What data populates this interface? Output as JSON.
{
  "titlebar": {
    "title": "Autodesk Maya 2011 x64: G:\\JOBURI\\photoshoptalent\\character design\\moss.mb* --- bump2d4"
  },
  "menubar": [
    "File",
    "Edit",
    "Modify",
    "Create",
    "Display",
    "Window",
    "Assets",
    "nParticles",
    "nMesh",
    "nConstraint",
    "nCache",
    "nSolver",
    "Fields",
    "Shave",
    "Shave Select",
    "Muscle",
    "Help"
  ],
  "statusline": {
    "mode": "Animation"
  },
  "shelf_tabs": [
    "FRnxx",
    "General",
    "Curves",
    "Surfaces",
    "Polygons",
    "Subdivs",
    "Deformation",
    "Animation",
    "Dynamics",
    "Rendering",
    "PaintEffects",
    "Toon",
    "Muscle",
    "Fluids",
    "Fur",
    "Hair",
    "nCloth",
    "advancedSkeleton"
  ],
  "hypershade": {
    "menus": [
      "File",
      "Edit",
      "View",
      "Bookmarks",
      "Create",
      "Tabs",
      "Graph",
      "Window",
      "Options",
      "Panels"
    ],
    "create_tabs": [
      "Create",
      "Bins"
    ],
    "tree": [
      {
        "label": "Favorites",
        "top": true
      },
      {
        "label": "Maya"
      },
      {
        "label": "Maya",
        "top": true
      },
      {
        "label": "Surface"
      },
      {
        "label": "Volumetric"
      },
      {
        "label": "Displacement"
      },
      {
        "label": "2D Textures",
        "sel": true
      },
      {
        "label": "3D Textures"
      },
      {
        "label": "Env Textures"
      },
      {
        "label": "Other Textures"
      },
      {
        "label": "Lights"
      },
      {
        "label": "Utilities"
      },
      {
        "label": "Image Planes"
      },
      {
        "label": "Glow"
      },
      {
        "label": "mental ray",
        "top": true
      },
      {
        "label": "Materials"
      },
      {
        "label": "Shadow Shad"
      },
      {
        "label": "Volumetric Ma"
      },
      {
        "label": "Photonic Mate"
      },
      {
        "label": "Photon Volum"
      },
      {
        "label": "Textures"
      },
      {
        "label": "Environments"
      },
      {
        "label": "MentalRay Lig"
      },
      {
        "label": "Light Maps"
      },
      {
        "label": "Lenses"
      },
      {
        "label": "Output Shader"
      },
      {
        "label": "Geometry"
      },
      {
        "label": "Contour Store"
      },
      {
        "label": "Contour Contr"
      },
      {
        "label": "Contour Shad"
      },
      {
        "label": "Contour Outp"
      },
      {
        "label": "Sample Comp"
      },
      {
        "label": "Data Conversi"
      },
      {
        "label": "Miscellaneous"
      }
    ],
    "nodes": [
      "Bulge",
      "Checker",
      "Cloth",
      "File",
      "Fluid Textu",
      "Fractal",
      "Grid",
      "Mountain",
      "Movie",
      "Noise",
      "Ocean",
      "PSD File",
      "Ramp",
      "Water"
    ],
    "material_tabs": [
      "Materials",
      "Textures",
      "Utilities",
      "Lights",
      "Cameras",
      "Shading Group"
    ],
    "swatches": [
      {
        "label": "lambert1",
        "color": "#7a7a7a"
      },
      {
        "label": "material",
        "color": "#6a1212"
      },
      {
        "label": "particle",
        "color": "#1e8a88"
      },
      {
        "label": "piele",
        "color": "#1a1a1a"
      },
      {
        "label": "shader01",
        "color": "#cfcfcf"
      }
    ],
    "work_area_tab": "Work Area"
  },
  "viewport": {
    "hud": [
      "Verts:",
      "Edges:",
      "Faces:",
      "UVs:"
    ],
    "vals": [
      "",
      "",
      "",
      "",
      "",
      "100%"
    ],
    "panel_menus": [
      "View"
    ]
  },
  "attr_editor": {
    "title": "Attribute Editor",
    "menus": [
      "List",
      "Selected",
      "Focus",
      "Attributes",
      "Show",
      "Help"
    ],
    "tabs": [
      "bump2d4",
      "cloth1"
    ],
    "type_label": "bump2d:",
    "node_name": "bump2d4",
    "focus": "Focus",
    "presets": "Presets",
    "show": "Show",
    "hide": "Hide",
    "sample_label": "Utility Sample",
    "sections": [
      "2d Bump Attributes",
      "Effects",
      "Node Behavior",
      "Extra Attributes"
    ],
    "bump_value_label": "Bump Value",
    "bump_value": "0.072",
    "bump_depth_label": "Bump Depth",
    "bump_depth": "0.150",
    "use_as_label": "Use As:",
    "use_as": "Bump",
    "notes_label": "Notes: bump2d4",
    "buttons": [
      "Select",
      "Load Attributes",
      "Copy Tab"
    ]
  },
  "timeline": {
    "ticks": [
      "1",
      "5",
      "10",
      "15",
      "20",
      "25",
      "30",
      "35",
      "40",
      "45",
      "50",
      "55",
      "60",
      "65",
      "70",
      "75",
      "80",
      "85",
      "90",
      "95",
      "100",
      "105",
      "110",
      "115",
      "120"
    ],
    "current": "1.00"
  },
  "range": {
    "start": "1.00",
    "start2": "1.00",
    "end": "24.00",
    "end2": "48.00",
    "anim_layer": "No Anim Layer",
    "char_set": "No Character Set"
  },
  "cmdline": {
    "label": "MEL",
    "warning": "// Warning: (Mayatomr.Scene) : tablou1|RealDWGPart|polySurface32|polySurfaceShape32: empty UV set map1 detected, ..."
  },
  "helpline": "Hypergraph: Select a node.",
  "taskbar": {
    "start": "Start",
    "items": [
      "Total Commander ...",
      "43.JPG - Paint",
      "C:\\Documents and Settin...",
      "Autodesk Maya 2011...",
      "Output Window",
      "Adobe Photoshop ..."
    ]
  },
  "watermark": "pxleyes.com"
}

___

--- Written request ---
Copy every line of the data that holds the string "Autodesk".

--- Finished answer ---
    "title": "Autodesk Maya 2011 x64: G:\\JOBURI\\photoshoptalent\\character design\\moss.mb* --- bump2d4"
      "Autodesk Maya 2011...",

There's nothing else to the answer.